### Material
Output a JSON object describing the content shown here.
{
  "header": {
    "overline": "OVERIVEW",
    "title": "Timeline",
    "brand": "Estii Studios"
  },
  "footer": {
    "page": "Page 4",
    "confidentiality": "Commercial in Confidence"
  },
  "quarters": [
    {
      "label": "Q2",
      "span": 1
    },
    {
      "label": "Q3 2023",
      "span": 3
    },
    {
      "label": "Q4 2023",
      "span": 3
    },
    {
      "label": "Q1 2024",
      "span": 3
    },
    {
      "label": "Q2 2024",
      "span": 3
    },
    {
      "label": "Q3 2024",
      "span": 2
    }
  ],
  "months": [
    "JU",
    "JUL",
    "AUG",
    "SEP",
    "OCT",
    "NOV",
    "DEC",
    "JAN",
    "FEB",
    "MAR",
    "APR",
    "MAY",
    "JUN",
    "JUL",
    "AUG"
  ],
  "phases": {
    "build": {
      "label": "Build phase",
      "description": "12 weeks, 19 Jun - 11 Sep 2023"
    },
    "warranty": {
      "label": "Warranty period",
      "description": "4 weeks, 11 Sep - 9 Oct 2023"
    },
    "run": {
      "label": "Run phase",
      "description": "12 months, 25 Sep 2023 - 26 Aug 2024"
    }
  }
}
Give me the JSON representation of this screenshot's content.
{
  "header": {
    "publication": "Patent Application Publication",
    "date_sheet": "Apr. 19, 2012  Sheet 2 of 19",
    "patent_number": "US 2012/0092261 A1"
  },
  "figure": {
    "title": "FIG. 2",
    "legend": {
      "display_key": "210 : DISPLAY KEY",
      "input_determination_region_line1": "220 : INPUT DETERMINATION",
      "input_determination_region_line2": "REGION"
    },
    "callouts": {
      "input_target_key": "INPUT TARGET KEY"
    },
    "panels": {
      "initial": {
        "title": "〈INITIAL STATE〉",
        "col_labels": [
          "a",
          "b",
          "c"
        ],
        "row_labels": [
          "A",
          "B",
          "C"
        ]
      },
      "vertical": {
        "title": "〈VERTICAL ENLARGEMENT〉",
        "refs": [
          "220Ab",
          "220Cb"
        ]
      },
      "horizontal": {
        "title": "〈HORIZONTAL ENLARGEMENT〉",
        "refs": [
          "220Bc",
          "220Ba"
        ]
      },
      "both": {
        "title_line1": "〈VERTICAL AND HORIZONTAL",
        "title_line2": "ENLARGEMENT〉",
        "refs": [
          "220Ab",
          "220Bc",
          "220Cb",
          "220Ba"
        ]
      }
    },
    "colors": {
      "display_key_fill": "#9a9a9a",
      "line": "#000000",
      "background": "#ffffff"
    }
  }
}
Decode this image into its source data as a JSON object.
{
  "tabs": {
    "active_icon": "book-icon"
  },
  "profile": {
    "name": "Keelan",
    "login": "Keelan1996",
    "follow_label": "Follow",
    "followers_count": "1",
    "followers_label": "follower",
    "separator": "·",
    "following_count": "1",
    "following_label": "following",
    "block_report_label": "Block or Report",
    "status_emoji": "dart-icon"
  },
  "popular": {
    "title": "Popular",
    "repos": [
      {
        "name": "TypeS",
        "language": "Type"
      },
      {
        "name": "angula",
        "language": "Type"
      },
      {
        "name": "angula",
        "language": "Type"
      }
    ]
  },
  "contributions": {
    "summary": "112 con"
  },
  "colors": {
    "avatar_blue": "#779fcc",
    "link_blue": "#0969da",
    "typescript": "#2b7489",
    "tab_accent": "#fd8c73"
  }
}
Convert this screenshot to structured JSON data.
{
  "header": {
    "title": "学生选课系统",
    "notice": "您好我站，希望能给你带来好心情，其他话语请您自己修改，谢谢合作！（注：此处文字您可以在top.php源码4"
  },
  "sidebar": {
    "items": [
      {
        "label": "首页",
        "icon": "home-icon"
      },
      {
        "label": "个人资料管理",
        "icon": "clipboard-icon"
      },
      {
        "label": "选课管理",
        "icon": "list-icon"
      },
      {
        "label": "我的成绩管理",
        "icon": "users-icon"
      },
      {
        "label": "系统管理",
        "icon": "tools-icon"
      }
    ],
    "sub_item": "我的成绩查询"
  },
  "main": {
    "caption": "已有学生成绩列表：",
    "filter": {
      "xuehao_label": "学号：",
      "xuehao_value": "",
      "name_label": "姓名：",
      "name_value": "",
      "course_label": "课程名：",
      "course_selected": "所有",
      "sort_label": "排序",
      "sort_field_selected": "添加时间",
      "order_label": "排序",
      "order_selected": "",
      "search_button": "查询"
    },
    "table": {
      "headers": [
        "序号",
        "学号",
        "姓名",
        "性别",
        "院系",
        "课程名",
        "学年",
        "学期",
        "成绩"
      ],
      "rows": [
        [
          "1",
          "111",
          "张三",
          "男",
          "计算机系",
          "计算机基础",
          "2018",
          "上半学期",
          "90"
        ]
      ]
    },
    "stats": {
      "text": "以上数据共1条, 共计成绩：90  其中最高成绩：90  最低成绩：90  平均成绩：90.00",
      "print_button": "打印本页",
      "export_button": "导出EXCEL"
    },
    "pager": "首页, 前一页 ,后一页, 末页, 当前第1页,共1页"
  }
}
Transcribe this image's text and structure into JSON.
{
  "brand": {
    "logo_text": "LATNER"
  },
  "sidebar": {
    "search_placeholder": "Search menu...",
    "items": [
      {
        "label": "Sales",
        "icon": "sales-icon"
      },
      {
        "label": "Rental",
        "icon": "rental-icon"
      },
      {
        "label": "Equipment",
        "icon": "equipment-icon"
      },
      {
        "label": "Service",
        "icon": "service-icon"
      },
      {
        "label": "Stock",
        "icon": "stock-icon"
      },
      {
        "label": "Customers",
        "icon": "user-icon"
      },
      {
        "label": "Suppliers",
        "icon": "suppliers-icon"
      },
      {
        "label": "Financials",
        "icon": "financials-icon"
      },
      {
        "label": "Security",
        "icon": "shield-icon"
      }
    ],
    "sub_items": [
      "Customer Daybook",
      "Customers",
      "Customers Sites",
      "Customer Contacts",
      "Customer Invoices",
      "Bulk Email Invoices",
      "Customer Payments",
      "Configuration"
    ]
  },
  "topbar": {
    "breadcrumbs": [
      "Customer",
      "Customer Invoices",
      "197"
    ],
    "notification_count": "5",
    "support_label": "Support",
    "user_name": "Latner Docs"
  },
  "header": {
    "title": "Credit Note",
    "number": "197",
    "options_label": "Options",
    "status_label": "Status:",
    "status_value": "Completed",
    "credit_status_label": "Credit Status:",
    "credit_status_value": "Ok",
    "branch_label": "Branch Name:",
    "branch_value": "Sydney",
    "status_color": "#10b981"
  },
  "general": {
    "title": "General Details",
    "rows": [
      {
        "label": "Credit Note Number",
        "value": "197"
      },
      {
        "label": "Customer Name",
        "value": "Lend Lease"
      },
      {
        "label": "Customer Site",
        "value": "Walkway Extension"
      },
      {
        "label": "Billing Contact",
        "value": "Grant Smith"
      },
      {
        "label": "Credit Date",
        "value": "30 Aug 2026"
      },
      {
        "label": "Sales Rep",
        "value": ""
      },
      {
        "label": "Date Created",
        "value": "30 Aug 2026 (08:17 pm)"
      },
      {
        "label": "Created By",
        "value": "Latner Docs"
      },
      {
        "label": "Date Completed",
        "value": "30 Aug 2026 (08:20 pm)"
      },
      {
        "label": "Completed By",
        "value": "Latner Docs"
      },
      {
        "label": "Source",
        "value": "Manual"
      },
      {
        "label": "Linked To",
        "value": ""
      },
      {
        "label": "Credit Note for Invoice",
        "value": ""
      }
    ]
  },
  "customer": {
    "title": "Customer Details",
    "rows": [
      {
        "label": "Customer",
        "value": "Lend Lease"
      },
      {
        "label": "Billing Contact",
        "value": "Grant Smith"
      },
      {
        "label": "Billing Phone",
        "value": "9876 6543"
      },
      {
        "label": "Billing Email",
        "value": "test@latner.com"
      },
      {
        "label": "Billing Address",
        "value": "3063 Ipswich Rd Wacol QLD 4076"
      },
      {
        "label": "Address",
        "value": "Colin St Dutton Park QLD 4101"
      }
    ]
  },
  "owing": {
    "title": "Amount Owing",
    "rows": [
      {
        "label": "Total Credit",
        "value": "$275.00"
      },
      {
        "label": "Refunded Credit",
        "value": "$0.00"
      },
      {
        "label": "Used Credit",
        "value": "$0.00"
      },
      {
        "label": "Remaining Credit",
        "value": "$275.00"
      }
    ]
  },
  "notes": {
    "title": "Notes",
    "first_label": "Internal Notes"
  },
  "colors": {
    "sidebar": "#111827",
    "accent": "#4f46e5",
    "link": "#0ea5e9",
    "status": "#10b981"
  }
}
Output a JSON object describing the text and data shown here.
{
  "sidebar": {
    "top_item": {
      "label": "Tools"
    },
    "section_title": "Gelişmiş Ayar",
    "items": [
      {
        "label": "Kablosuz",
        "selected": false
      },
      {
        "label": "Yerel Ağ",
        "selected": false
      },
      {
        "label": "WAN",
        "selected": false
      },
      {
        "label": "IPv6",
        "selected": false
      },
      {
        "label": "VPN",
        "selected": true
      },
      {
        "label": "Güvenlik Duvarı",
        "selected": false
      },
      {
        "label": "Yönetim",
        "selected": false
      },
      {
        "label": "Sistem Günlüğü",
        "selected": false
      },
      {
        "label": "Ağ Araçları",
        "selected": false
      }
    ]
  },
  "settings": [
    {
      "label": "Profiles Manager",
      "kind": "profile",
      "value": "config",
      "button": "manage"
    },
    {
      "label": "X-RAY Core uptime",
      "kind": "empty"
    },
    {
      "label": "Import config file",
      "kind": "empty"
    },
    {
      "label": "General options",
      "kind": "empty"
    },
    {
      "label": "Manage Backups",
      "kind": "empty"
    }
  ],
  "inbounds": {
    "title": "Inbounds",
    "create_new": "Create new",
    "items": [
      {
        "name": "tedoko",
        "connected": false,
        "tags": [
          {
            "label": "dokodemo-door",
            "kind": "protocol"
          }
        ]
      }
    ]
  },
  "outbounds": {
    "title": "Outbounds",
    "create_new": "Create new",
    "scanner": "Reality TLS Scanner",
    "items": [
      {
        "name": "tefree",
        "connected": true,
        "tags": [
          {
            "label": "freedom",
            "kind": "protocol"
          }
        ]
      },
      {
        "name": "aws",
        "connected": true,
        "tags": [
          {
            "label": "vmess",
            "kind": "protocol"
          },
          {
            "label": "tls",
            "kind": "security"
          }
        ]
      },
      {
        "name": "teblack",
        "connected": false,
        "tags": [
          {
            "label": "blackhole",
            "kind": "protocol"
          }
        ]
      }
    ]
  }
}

### Task to carry out
Gather each line that holds "Address".

### Finished task
        "label": "Billing Address",
        "label": "Address",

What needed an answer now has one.